#### Aim:
Copy the lines that follow, keeping every character the same.

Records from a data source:
▼
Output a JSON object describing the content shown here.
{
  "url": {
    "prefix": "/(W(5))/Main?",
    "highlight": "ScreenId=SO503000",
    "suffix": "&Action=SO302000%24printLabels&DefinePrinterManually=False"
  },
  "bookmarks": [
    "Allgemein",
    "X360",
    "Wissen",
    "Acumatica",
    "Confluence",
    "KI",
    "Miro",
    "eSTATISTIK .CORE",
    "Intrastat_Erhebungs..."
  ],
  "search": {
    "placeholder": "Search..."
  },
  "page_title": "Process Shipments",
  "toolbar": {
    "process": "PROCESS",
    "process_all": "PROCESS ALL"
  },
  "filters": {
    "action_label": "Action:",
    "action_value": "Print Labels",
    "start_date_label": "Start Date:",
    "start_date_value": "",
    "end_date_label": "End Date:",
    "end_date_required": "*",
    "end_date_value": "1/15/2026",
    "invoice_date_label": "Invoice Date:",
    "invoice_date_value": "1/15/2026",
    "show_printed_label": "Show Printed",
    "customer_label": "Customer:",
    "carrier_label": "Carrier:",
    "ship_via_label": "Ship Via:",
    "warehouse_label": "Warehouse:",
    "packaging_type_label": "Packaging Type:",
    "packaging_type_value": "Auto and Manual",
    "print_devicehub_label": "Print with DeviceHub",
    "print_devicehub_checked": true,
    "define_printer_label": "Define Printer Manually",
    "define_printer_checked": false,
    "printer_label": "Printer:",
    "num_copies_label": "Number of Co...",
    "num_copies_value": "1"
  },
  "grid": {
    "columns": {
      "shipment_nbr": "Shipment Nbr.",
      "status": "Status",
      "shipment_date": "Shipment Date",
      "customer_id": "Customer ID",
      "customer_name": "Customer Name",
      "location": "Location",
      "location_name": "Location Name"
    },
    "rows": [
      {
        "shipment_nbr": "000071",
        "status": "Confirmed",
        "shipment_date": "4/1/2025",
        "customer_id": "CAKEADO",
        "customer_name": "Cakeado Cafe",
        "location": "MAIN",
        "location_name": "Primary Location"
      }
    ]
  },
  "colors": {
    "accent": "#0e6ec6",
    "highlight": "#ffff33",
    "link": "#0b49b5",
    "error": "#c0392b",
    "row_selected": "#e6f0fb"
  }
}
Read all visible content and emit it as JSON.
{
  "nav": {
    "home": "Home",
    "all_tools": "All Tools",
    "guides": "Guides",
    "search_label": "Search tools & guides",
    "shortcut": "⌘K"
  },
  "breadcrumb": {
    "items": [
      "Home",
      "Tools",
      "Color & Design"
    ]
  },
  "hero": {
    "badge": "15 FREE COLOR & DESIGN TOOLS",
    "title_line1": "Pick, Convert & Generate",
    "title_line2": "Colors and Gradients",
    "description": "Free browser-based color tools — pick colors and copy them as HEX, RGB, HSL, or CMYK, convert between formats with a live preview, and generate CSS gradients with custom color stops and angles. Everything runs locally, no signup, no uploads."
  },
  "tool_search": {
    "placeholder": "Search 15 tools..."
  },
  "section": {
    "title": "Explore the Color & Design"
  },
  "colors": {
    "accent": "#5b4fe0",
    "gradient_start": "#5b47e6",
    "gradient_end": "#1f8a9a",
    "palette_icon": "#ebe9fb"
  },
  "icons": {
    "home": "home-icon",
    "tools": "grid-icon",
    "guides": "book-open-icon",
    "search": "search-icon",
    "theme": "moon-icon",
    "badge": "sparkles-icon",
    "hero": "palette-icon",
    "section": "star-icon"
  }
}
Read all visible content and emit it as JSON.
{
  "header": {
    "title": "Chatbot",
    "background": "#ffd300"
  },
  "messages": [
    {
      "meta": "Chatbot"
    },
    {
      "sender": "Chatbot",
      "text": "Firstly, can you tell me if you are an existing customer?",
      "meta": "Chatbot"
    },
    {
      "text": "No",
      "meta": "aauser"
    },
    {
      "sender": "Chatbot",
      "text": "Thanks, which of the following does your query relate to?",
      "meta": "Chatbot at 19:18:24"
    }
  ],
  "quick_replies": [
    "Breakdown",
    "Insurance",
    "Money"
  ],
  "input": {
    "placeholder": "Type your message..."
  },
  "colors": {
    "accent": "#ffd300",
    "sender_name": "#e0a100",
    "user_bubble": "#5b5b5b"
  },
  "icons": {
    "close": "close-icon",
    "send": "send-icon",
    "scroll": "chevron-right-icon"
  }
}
▲
#### Finished task:
Output a JSON object describing the content shown here.
{
  "url": {
    "prefix": "/(W(5))/Main?",
    "highlight": "ScreenId=SO503000",
    "suffix": "&Action=SO302000%24printLabels&DefinePrinterManually=False"
  },
  "bookmarks": [
    "Allgemein",
    "X360",
    "Wissen",
    "Acumatica",
    "Confluence",
    "KI",
    "Miro",
    "eSTATISTIK .CORE",
    "Intrastat_Erhebungs..."
  ],
  "search": {
    "placeholder": "Search..."
  },
  "page_title": "Process Shipments",
  "toolbar": {
    "process": "PROCESS",
    "process_all": "PROCESS ALL"
  },
  "filters": {
    "action_label": "Action:",
    "action_value": "Print Labels",
    "start_date_label": "Start Date:",
    "start_date_value": "",
    "end_date_label": "End Date:",
    "end_date_required": "*",
    "end_date_value": "1/15/2026",
    "invoice_date_label": "Invoice Date:",
    "invoice_date_value": "1/15/2026",
    "show_printed_label": "Show Printed",
    "customer_label": "Customer:",
    "carrier_label": "Carrier:",
    "ship_via_label": "Ship Via:",
    "warehouse_label": "Warehouse:",
    "packaging_type_label": "Packaging Type:",
    "packaging_type_value": "Auto and Manual",
    "print_devicehub_label": "Print with DeviceHub",
    "print_devicehub_checked": true,
    "define_printer_label": "Define Printer Manually",
    "define_printer_checked": false,
    "printer_label": "Printer:",
    "num_copies_label": "Number of Co...",
    "num_copies_value": "1"
  },
  "grid": {
    "columns": {
      "shipment_nbr": "Shipment Nbr.",
      "status": "Status",
      "shipment_date": "Shipment Date",
      "customer_id": "Customer ID",
      "customer_name": "Customer Name",
      "location": "Location",
      "location_name": "Location Name"
    },
    "rows": [
      {
        "shipment_nbr": "000071",
        "status": "Confirmed",
        "shipment_date": "4/1/2025",
        "customer_id": "CAKEADO",
        "customer_name": "Cakeado Cafe",
        "location": "MAIN",
        "location_name": "Primary Location"
      }
    ]
  },
  "colors": {
    "accent": "#0e6ec6",
    "highlight": "#ffff33",
    "link": "#0b49b5",
    "error": "#c0392b",
    "row_selected": "#e6f0fb"
  }
}
Read all visible content and emit it as JSON.
{
  "nav": {
    "home": "Home",
    "all_tools": "All Tools",
    "guides": "Guides",
    "search_label": "Search tools & guides",
    "shortcut": "⌘K"
  },
  "breadcrumb": {
    "items": [
      "Home",
      "Tools",
      "Color & Design"
    ]
  },
  "hero": {
    "badge": "15 FREE COLOR & DESIGN TOOLS",
    "title_line1": "Pick, Convert & Generate",
    "title_line2": "Colors and Gradients",
    "description": "Free browser-based color tools — pick colors and copy them as HEX, RGB, HSL, or CMYK, convert between formats with a live preview, and generate CSS gradients with custom color stops and angles. Everything runs locally, no signup, no uploads."
  },
  "tool_search": {
    "placeholder": "Search 15 tools..."
  },
  "section": {
    "title": "Explore the Color & Design"
  },
  "colors": {
    "accent": "#5b4fe0",
    "gradient_start": "#5b47e6",
    "gradient_end": "#1f8a9a",
    "palette_icon": "#ebe9fb"
  },
  "icons": {
    "home": "home-icon",
    "tools": "grid-icon",
    "guides": "book-open-icon",
    "search": "search-icon",
    "theme": "moon-icon",
    "badge": "sparkles-icon",
    "hero": "palette-icon",
    "section": "star-icon"
  }
}
Read all visible content and emit it as JSON.
{
  "header": {
    "title": "Chatbot",
    "background": "#ffd300"
  },
  "messages": [
    {
      "meta": "Chatbot"
    },
    {
      "sender": "Chatbot",
      "text": "Firstly, can you tell me if you are an existing customer?",
      "meta": "Chatbot"
    },
    {
      "text": "No",
      "meta": "aauser"
    },
    {
      "sender": "Chatbot",
      "text": "Thanks, which of the following does your query relate to?",
      "meta": "Chatbot at 19:18:24"
    }
  ],
  "quick_replies": [
    "Breakdown",
    "Insurance",
    "Money"
  ],
  "input": {
    "placeholder": "Type your message..."
  },
  "colors": {
    "accent": "#ffd300",
    "sender_name": "#e0a100",
    "user_bubble": "#5b5b5b"
  },
  "icons": {
    "close": "close-icon",
    "send": "send-icon",
    "scroll": "chevron-right-icon"
  }
}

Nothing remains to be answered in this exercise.